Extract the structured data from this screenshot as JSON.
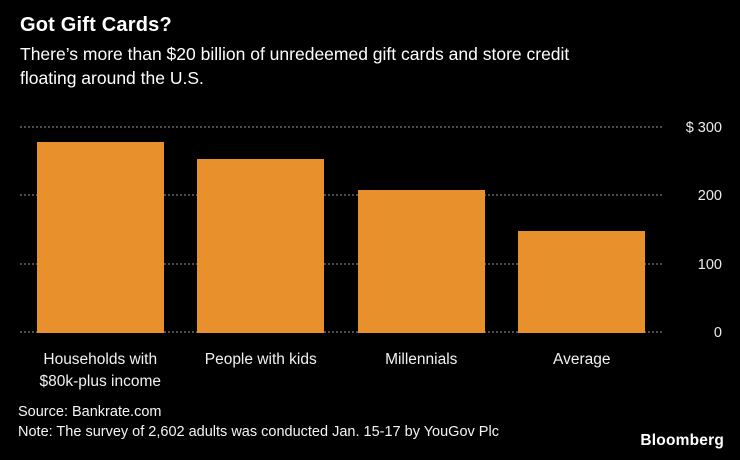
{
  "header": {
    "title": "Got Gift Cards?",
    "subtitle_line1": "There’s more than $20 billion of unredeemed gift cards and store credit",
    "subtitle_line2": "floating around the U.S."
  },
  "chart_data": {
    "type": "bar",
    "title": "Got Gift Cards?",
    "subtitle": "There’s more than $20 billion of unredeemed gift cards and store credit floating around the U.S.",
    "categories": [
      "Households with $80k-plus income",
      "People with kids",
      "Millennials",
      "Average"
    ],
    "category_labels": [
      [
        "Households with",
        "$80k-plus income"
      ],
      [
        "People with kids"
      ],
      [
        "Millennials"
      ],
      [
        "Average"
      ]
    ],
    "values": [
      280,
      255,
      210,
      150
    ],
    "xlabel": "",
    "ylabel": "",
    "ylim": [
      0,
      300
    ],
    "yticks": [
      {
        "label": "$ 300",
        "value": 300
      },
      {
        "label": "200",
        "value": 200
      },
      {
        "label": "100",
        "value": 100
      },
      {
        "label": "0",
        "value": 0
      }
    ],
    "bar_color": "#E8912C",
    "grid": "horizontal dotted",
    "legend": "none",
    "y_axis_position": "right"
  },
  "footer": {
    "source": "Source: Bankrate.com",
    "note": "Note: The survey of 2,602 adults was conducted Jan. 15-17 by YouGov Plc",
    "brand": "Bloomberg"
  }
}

========

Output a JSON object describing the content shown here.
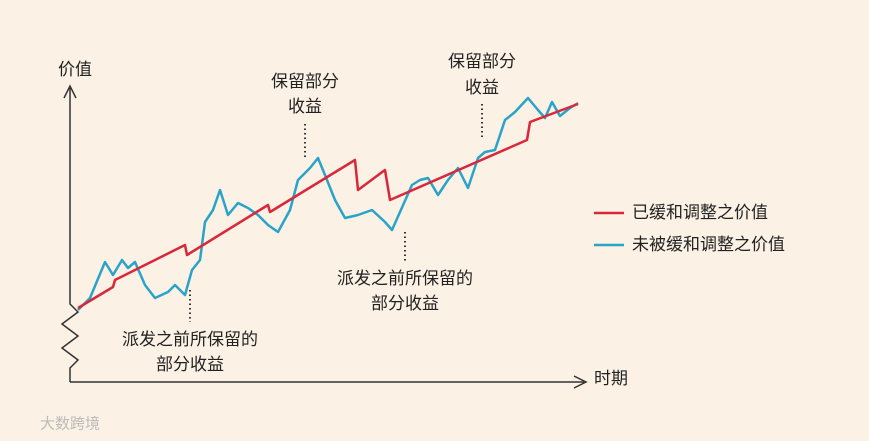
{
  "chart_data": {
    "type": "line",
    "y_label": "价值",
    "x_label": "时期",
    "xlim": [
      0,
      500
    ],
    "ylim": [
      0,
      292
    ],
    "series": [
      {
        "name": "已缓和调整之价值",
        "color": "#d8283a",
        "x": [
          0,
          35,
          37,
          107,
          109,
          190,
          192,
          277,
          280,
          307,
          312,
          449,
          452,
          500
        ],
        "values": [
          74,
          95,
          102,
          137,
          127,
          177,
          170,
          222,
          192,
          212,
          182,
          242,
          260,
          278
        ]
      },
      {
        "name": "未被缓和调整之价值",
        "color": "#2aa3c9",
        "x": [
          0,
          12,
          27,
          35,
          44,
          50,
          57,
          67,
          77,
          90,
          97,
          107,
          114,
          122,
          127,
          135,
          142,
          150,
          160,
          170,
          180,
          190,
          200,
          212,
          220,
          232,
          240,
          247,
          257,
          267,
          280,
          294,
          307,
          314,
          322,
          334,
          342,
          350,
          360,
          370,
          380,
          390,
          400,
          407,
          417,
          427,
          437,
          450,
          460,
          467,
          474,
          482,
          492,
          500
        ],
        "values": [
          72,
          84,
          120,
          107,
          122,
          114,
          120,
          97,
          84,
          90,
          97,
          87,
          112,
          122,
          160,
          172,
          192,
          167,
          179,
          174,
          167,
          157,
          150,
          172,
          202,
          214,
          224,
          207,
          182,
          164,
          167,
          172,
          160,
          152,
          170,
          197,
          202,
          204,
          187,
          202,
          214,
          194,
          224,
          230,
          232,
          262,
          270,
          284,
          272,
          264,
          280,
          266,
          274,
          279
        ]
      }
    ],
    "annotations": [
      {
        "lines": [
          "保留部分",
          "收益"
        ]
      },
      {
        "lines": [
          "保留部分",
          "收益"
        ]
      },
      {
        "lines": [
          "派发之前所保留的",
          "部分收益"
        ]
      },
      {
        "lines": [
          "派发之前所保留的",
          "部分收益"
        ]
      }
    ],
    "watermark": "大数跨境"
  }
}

========

### WHAT THE TASK ASKS
Search the listing for the word "unredeemed" and return each line that holds it.

### RESULT OF THE TASK
    "subtitle_line1": "There’s more than $20 billion of unredeemed gift cards and store credit",
    "subtitle": "There’s more than $20 billion of unredeemed gift cards and store credit floating around the U.S.",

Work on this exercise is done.